> [TASK REQUIREMENTS]: Without altering anything, output the material below.

> [DATA FOR THIS EXERCISE]:

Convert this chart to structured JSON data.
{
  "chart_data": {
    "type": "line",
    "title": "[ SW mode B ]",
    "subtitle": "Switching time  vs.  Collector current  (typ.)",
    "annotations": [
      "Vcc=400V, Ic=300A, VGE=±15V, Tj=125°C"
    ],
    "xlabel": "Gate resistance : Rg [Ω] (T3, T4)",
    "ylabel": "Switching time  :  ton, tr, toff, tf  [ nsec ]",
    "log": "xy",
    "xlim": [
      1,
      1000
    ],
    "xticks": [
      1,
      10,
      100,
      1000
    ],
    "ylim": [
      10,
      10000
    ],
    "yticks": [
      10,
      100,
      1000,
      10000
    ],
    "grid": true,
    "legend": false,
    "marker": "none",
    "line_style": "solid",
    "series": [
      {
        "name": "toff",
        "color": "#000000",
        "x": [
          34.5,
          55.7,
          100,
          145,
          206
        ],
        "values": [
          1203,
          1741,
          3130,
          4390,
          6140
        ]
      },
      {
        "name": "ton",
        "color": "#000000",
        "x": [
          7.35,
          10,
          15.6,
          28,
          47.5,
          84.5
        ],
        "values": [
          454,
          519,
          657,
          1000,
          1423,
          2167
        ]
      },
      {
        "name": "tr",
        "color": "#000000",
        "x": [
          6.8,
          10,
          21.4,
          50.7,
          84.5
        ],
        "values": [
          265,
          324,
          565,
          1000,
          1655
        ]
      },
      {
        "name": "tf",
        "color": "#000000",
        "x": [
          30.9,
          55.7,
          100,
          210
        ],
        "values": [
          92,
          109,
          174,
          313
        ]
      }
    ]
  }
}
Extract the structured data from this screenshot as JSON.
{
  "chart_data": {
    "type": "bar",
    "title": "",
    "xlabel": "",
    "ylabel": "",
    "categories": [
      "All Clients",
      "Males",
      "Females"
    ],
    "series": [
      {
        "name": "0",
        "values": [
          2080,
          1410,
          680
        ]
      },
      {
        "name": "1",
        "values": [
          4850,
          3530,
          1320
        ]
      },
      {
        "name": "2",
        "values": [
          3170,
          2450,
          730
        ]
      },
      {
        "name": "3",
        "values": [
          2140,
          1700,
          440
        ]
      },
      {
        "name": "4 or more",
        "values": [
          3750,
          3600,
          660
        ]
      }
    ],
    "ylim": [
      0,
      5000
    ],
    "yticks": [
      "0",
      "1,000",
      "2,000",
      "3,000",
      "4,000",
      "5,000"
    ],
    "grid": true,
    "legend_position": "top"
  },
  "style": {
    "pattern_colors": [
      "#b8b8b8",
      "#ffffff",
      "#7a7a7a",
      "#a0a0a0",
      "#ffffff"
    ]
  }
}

> [TASK RESPONSE]:
Convert this chart to structured JSON data.
{
  "chart_data": {
    "type": "line",
    "title": "[ SW mode B ]",
    "subtitle": "Switching time  vs.  Collector current  (typ.)",
    "annotations": [
      "Vcc=400V, Ic=300A, VGE=±15V, Tj=125°C"
    ],
    "xlabel": "Gate resistance : Rg [Ω] (T3, T4)",
    "ylabel": "Switching time  :  ton, tr, toff, tf  [ nsec ]",
    "log": "xy",
    "xlim": [
      1,
      1000
    ],
    "xticks": [
      1,
      10,
      100,
      1000
    ],
    "ylim": [
      10,
      10000
    ],
    "yticks": [
      10,
      100,
      1000,
      10000
    ],
    "grid": true,
    "legend": false,
    "marker": "none",
    "line_style": "solid",
    "series": [
      {
        "name": "toff",
        "color": "#000000",
        "x": [
          34.5,
          55.7,
          100,
          145,
          206
        ],
        "values": [
          1203,
          1741,
          3130,
          4390,
          6140
        ]
      },
      {
        "name": "ton",
        "color": "#000000",
        "x": [
          7.35,
          10,
          15.6,
          28,
          47.5,
          84.5
        ],
        "values": [
          454,
          519,
          657,
          1000,
          1423,
          2167
        ]
      },
      {
        "name": "tr",
        "color": "#000000",
        "x": [
          6.8,
          10,
          21.4,
          50.7,
          84.5
        ],
        "values": [
          265,
          324,
          565,
          1000,
          1655
        ]
      },
      {
        "name": "tf",
        "color": "#000000",
        "x": [
          30.9,
          55.7,
          100,
          210
        ],
        "values": [
          92,
          109,
          174,
          313
        ]
      }
    ]
  }
}
Extract the structured data from this screenshot as JSON.
{
  "chart_data": {
    "type": "bar",
    "title": "",
    "xlabel": "",
    "ylabel": "",
    "categories": [
      "All Clients",
      "Males",
      "Females"
    ],
    "series": [
      {
        "name": "0",
        "values": [
          2080,
          1410,
          680
        ]
      },
      {
        "name": "1",
        "values": [
          4850,
          3530,
          1320
        ]
      },
      {
        "name": "2",
        "values": [
          3170,
          2450,
          730
        ]
      },
      {
        "name": "3",
        "values": [
          2140,
          1700,
          440
        ]
      },
      {
        "name": "4 or more",
        "values": [
          3750,
          3600,
          660
        ]
      }
    ],
    "ylim": [
      0,
      5000
    ],
    "yticks": [
      "0",
      "1,000",
      "2,000",
      "3,000",
      "4,000",
      "5,000"
    ],
    "grid": true,
    "legend_position": "top"
  },
  "style": {
    "pattern_colors": [
      "#b8b8b8",
      "#ffffff",
      "#7a7a7a",
      "#a0a0a0",
      "#ffffff"
    ]
  }
}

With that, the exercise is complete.